Part of a data file:
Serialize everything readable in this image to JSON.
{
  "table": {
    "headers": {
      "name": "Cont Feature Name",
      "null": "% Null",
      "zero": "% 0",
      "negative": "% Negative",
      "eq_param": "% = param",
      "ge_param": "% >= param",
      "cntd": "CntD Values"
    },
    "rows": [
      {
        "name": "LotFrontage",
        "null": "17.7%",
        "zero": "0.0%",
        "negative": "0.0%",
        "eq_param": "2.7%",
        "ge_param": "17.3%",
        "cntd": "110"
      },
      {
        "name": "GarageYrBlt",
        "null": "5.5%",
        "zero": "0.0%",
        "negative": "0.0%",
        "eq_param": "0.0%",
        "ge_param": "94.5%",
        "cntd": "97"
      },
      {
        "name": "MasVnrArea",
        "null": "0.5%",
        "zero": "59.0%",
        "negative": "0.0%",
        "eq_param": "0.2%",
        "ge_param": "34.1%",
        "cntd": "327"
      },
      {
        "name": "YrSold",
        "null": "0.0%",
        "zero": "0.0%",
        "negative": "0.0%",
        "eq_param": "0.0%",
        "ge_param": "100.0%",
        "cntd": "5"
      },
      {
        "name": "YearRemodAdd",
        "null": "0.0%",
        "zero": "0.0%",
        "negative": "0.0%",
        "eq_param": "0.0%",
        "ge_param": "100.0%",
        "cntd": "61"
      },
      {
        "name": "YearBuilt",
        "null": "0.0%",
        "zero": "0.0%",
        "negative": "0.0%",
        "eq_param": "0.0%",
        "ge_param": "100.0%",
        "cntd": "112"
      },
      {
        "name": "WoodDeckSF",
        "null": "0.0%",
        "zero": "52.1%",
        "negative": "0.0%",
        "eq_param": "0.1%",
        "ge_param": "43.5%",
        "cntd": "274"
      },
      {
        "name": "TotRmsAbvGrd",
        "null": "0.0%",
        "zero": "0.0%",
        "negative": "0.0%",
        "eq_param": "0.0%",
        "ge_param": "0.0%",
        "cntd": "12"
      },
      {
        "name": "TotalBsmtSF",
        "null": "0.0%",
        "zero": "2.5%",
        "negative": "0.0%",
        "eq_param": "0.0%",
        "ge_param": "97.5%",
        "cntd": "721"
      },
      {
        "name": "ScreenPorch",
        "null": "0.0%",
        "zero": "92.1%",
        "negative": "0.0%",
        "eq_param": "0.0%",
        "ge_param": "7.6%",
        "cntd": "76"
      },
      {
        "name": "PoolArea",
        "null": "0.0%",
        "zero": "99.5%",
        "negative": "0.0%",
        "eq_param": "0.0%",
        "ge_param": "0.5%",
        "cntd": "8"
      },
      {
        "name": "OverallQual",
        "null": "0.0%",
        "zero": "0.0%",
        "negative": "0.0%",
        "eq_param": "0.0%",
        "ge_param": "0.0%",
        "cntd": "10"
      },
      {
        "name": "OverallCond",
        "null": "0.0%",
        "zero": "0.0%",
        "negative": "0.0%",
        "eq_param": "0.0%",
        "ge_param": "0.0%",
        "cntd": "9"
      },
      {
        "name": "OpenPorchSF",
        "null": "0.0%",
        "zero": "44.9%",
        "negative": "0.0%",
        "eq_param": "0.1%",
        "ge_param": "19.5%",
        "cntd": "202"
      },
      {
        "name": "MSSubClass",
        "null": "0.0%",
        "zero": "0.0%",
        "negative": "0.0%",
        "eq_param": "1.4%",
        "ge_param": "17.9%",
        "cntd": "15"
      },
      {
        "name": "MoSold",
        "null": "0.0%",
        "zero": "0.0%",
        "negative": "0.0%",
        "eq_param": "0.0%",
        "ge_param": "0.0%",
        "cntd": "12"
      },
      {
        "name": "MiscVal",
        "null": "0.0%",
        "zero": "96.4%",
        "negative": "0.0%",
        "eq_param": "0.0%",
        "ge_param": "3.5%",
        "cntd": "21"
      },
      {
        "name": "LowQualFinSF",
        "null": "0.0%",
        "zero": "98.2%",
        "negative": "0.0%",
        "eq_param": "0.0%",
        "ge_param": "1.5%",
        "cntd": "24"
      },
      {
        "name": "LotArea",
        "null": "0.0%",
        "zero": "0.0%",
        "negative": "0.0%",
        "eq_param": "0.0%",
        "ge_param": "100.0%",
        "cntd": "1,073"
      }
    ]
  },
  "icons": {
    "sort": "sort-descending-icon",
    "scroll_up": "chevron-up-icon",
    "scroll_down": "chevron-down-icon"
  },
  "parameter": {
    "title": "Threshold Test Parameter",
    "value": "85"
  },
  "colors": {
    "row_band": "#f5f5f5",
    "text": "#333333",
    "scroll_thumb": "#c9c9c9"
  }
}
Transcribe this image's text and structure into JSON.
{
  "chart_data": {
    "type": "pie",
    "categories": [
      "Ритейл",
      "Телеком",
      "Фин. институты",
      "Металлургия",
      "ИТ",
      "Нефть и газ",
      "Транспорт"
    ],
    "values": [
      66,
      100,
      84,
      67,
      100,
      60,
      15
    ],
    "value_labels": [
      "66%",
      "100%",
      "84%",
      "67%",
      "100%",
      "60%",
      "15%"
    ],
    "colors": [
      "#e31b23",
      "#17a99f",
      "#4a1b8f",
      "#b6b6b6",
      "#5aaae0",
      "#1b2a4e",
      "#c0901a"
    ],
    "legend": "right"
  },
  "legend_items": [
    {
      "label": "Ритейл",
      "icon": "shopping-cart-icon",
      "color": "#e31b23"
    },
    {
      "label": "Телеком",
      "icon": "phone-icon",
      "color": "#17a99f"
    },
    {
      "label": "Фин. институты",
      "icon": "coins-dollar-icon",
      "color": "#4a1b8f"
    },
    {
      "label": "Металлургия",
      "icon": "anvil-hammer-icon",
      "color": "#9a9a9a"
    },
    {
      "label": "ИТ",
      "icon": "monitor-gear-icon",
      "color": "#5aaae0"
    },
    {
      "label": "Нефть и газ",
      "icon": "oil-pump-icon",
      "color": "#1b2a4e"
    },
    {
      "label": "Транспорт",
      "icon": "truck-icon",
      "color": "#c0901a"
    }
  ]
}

▶ **GIVEN TASK**: Would you reproduce the material above in full, exactly as given?

▶ **RESPONSE TO THIS EXERCISE**:
Serialize everything readable in this image to JSON.
{
  "table": {
    "headers": {
      "name": "Cont Feature Name",
      "null": "% Null",
      "zero": "% 0",
      "negative": "% Negative",
      "eq_param": "% = param",
      "ge_param": "% >= param",
      "cntd": "CntD Values"
    },
    "rows": [
      {
        "name": "LotFrontage",
        "null": "17.7%",
        "zero": "0.0%",
        "negative": "0.0%",
        "eq_param": "2.7%",
        "ge_param": "17.3%",
        "cntd": "110"
      },
      {
        "name": "GarageYrBlt",
        "null": "5.5%",
        "zero": "0.0%",
        "negative": "0.0%",
        "eq_param": "0.0%",
        "ge_param": "94.5%",
        "cntd": "97"
      },
      {
        "name": "MasVnrArea",
        "null": "0.5%",
        "zero": "59.0%",
        "negative": "0.0%",
        "eq_param": "0.2%",
        "ge_param": "34.1%",
        "cntd": "327"
      },
      {
        "name": "YrSold",
        "null": "0.0%",
        "zero": "0.0%",
        "negative": "0.0%",
        "eq_param": "0.0%",
        "ge_param": "100.0%",
        "cntd": "5"
      },
      {
        "name": "YearRemodAdd",
        "null": "0.0%",
        "zero": "0.0%",
        "negative": "0.0%",
        "eq_param": "0.0%",
        "ge_param": "100.0%",
        "cntd": "61"
      },
      {
        "name": "YearBuilt",
        "null": "0.0%",
        "zero": "0.0%",
        "negative": "0.0%",
        "eq_param": "0.0%",
        "ge_param": "100.0%",
        "cntd": "112"
      },
      {
        "name": "WoodDeckSF",
        "null": "0.0%",
        "zero": "52.1%",
        "negative": "0.0%",
        "eq_param": "0.1%",
        "ge_param": "43.5%",
        "cntd": "274"
      },
      {
        "name": "TotRmsAbvGrd",
        "null": "0.0%",
        "zero": "0.0%",
        "negative": "0.0%",
        "eq_param": "0.0%",
        "ge_param": "0.0%",
        "cntd": "12"
      },
      {
        "name": "TotalBsmtSF",
        "null": "0.0%",
        "zero": "2.5%",
        "negative": "0.0%",
        "eq_param": "0.0%",
        "ge_param": "97.5%",
        "cntd": "721"
      },
      {
        "name": "ScreenPorch",
        "null": "0.0%",
        "zero": "92.1%",
        "negative": "0.0%",
        "eq_param": "0.0%",
        "ge_param": "7.6%",
        "cntd": "76"
      },
      {
        "name": "PoolArea",
        "null": "0.0%",
        "zero": "99.5%",
        "negative": "0.0%",
        "eq_param": "0.0%",
        "ge_param": "0.5%",
        "cntd": "8"
      },
      {
        "name": "OverallQual",
        "null": "0.0%",
        "zero": "0.0%",
        "negative": "0.0%",
        "eq_param": "0.0%",
        "ge_param": "0.0%",
        "cntd": "10"
      },
      {
        "name": "OverallCond",
        "null": "0.0%",
        "zero": "0.0%",
        "negative": "0.0%",
        "eq_param": "0.0%",
        "ge_param": "0.0%",
        "cntd": "9"
      },
      {
        "name": "OpenPorchSF",
        "null": "0.0%",
        "zero": "44.9%",
        "negative": "0.0%",
        "eq_param": "0.1%",
        "ge_param": "19.5%",
        "cntd": "202"
      },
      {
        "name": "MSSubClass",
        "null": "0.0%",
        "zero": "0.0%",
        "negative": "0.0%",
        "eq_param": "1.4%",
        "ge_param": "17.9%",
        "cntd": "15"
      },
      {
        "name": "MoSold",
        "null": "0.0%",
        "zero": "0.0%",
        "negative": "0.0%",
        "eq_param": "0.0%",
        "ge_param": "0.0%",
        "cntd": "12"
      },
      {
        "name": "MiscVal",
        "null": "0.0%",
        "zero": "96.4%",
        "negative": "0.0%",
        "eq_param": "0.0%",
        "ge_param": "3.5%",
        "cntd": "21"
      },
      {
        "name": "LowQualFinSF",
        "null": "0.0%",
        "zero": "98.2%",
        "negative": "0.0%",
        "eq_param": "0.0%",
        "ge_param": "1.5%",
        "cntd": "24"
      },
      {
        "name": "LotArea",
        "null": "0.0%",
        "zero": "0.0%",
        "negative": "0.0%",
        "eq_param": "0.0%",
        "ge_param": "100.0%",
        "cntd": "1,073"
      }
    ]
  },
  "icons": {
    "sort": "sort-descending-icon",
    "scroll_up": "chevron-up-icon",
    "scroll_down": "chevron-down-icon"
  },
  "parameter": {
    "title": "Threshold Test Parameter",
    "value": "85"
  },
  "colors": {
    "row_band": "#f5f5f5",
    "text": "#333333",
    "scroll_thumb": "#c9c9c9"
  }
}
Transcribe this image's text and structure into JSON.
{
  "chart_data": {
    "type": "pie",
    "categories": [
      "Ритейл",
      "Телеком",
      "Фин. институты",
      "Металлургия",
      "ИТ",
      "Нефть и газ",
      "Транспорт"
    ],
    "values": [
      66,
      100,
      84,
      67,
      100,
      60,
      15
    ],
    "value_labels": [
      "66%",
      "100%",
      "84%",
      "67%",
      "100%",
      "60%",
      "15%"
    ],
    "colors": [
      "#e31b23",
      "#17a99f",
      "#4a1b8f",
      "#b6b6b6",
      "#5aaae0",
      "#1b2a4e",
      "#c0901a"
    ],
    "legend": "right"
  },
  "legend_items": [
    {
      "label": "Ритейл",
      "icon": "shopping-cart-icon",
      "color": "#e31b23"
    },
    {
      "label": "Телеком",
      "icon": "phone-icon",
      "color": "#17a99f"
    },
    {
      "label": "Фин. институты",
      "icon": "coins-dollar-icon",
      "color": "#4a1b8f"
    },
    {
      "label": "Металлургия",
      "icon": "anvil-hammer-icon",
      "color": "#9a9a9a"
    },
    {
      "label": "ИТ",
      "icon": "monitor-gear-icon",
      "color": "#5aaae0"
    },
    {
      "label": "Нефть и газ",
      "icon": "oil-pump-icon",
      "color": "#1b2a4e"
    },
    {
      "label": "Транспорт",
      "icon": "truck-icon",
      "color": "#c0901a"
    }
  ]
}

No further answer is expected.